Archive for February, 2012

Humans are strange

February 29, 2012

As the week of inexorable tedium drags its malignant reeking corpse slowly onwards, I am heartened to know that mankind remains as odd as ever.

 

50 grand (!) on printer ink? Someone is having ze leetle joke, no?

Electricity scam?

February 28, 2012

Say, did any of you hear a mention on the radio yesterday that the ESB are going to CHARGE/FINE people for low usage of electricity? I thought I heard it in passing, but was so unrelentingly flat-out yesterday I forgot about it and can’t actually locate a story about it today.

Is it true?

Or was I hearing things?

And if I was not hearing things…

WTF?

How can a company – that makes a profit– CHARGE people extra for NOT using much of its product?

This speaks to my soul*

February 27, 2012

 

I’m so farking busy today I can scarcely breathe but when I got this in my in box I laughed so – as I am a thoughtful person– I feel I ought to share.

 

* does not believe in souls.

Afraid of big spiders? They might not be that big.

February 24, 2012

Happy Ginger day to you all. The weather has warmed slightly, which naturally leads me towards spring cleaning and this involves chasing the spiders from my office and taking down the MASSIVE orb webs from the shed ( I do it every year after winter, they rebuild of course, but that’s okay, I don’t mind SHARING the space, just as long as it’s even Stephen, not the espeeders 80/Fat cat 20 sort of dealio we currently have going on)

My oldest friend is arachnophobic to such a degree that I can’t even have this conversation with her without her feeling slightly faint. How she lives out in the countryside is beyond me, surrounded by fields and woods, espeeder land if ever there was one, although this time of year is not so bad, September October is bad when the big guys decide it is high-time to head in from the cold, that’s bad.

Not for me, I used to be scared of espeeders to a certain degree until I moved to spain, then, between snakes lizards, cockroaches, and the various other indigenous monsters I battled daily, I began to look rather fondly on espeeders and my tolerance of them bloomed to such a degree that I remain practically benevolent towards them. I leave various ones in situ, I catch the big fellows and put them outside, I provide safe haven for the shed ones year in and out and when Elvira’s babies hatched I removed them from my office, all eleventy billion of them, to the shed too.

Naturally my friend thinks I need to go see someone to talk it over.  OR to put it in her actual words, ‘Urgh honey, you’re fucking mad to go near them…shudder shudder.’

But it is interesting the reactions to espeeeders. I don’t mind looking at them, but I do not like it when they scuttle across my hand and while moving boxes the other week, a rather massive one scuttled, alarmed from the huge bloody web it had constructed over December, to escape, the very first thing it did was run right over my wrist, causing me to perform Swan Lake in my hall while singing Don Giovanni. Once I had finished my gran jeté avec cadenza and staggered to the kitchen to locate the ‘catchin’ glass’, it occurred to me that this must me how my friend feels every time she open a cupboard or put her shoe on. Ghastly.

I caught the monster and set him on the lawn outside. He clumped off, possible muttering under his breath, into the night, and thus harmony and heartbeat were restored to normal.

The tasks -
• A. Set down the passage of the blog archive verbatim, starting at "Humans are strange" and ending at "leetle joke, no?".
• B. In the blog archive, where did the writer move Elvira's babies after they hatched?

Dataset extract -
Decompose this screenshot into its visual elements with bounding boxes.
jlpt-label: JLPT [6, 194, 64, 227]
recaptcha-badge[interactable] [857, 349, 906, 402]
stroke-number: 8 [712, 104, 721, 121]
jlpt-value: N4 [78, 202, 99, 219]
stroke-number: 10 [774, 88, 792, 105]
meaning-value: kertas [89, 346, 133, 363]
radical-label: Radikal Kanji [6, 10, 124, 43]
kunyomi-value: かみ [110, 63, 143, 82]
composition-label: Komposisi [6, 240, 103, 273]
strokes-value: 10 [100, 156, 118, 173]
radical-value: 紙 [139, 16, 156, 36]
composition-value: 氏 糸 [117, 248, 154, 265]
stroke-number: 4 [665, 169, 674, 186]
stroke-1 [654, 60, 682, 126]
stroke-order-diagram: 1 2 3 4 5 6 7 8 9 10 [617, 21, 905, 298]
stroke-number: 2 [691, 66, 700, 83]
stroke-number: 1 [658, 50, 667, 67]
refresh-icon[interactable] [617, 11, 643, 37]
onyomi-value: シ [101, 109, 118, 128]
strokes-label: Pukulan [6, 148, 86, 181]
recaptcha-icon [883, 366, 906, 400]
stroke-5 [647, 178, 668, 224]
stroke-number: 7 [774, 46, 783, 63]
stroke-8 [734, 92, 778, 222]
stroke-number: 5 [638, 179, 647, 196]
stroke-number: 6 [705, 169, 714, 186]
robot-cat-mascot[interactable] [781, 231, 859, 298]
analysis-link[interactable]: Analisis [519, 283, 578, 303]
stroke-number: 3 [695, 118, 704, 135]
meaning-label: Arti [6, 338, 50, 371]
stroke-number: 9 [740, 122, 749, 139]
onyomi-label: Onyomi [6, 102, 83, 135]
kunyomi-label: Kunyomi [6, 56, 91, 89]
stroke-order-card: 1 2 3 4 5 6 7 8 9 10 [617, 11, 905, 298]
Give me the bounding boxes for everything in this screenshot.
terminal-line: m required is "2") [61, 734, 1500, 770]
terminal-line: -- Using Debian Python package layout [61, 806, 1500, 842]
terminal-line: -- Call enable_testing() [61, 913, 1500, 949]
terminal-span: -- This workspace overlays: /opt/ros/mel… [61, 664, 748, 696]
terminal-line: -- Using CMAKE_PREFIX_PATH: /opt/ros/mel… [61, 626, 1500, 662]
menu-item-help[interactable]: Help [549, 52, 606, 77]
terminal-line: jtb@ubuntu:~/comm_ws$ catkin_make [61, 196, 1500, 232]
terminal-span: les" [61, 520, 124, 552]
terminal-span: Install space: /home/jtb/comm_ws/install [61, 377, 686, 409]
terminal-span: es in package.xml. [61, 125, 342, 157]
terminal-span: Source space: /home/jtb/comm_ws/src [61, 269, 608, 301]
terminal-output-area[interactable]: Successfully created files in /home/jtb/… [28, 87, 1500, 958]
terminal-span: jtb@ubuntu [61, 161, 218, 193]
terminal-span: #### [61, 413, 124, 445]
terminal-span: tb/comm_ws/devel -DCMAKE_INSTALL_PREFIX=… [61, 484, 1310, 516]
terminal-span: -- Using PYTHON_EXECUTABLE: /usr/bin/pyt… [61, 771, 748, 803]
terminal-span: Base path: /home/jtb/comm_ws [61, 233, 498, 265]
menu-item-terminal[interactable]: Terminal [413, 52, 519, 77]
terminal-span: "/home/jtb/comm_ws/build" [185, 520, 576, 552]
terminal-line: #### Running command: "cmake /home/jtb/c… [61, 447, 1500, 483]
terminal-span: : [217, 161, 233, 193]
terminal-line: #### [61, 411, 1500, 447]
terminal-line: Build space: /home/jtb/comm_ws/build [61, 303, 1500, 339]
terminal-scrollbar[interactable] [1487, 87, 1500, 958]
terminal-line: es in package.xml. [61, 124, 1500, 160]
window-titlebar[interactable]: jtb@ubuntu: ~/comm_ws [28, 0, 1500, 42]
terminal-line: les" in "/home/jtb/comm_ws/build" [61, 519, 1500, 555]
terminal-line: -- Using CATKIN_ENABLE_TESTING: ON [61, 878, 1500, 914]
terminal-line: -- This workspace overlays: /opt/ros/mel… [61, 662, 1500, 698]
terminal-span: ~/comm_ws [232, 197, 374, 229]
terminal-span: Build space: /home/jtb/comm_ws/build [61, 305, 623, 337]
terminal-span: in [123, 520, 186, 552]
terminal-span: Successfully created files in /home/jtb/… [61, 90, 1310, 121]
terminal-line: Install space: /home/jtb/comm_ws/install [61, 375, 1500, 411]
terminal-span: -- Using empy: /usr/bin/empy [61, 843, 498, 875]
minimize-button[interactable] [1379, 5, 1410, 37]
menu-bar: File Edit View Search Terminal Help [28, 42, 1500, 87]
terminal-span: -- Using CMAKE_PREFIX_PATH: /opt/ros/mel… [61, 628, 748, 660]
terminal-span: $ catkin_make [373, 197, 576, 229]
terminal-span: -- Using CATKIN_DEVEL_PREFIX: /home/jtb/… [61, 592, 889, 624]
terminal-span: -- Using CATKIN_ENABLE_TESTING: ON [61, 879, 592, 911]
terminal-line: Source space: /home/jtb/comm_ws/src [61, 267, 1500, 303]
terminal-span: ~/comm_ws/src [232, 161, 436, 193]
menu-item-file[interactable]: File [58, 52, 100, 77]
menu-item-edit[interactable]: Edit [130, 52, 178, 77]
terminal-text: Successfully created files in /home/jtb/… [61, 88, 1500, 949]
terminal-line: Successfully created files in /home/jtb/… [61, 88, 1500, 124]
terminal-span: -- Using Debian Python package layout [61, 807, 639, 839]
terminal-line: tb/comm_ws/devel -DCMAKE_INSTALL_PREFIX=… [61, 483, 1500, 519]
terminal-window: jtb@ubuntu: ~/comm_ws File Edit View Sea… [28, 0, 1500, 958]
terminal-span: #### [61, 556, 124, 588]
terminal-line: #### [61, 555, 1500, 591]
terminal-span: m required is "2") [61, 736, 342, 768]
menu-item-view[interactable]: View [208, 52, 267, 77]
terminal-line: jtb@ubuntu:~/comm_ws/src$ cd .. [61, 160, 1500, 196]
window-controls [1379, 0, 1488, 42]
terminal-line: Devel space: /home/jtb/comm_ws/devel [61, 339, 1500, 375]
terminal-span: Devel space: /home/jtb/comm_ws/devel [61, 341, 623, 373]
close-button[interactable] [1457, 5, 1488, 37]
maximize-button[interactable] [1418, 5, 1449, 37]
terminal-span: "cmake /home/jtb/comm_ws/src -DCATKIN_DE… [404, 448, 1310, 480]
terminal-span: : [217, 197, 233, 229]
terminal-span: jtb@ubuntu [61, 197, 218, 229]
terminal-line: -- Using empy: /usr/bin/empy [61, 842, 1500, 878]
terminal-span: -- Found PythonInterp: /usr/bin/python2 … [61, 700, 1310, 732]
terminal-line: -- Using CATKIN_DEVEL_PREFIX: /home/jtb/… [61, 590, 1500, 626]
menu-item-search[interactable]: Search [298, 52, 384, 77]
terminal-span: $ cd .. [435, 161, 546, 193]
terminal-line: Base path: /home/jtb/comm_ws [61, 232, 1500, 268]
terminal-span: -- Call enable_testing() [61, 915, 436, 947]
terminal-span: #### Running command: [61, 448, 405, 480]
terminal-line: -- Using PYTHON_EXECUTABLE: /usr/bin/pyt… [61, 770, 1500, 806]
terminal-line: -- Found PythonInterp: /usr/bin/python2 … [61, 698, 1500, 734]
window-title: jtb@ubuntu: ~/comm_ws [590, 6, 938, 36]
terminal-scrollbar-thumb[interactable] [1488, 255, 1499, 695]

Answers for this exercise -
• A.
Humans are strange

February 29, 2012

As the week of inexorable tedium drags its malignant reeking corpse slowly onwards, I am heartened to know that mankind remains as odd as ever.

 

50 grand (!) on printer ink? Someone is having ze leetle joke, no?

• B. From the office to the shed.